- [Short problem]:
For every line in the records that has the word "vert", make a copy.
-- Start --
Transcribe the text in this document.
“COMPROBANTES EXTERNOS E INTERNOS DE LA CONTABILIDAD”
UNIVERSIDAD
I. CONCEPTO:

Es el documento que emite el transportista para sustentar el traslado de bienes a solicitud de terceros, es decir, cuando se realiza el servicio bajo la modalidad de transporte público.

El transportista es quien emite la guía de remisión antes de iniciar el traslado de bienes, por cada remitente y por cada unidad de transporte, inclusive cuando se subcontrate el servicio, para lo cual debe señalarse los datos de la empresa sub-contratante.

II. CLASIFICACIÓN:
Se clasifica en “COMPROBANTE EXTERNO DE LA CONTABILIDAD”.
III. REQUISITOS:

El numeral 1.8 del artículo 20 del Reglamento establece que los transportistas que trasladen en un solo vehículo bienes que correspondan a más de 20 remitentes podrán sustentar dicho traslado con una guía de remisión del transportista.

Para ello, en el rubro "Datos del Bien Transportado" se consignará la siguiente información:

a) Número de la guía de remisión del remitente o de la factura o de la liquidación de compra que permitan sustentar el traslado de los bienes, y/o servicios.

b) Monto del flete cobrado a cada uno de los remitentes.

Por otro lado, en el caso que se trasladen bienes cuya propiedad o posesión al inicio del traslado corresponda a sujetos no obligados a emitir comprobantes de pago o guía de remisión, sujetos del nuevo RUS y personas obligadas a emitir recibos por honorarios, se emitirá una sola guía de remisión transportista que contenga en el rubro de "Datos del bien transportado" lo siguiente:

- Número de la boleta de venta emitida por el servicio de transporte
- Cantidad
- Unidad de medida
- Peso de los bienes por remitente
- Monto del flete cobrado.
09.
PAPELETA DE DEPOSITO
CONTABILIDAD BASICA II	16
-- End --
-- Start --
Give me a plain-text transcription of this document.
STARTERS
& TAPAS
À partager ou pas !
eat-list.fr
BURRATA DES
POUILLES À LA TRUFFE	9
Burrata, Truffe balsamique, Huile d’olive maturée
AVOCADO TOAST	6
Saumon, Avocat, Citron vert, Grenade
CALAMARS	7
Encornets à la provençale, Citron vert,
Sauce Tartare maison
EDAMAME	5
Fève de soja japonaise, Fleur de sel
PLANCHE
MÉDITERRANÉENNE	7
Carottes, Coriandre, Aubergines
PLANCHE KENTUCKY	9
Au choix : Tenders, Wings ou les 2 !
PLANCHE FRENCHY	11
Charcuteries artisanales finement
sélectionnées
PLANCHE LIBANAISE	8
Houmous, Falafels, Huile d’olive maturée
-- End --
- [Result for this task]:
Saumon, Avocat, Citron vert, Grenade
Encornets à la provençale, Citron vert,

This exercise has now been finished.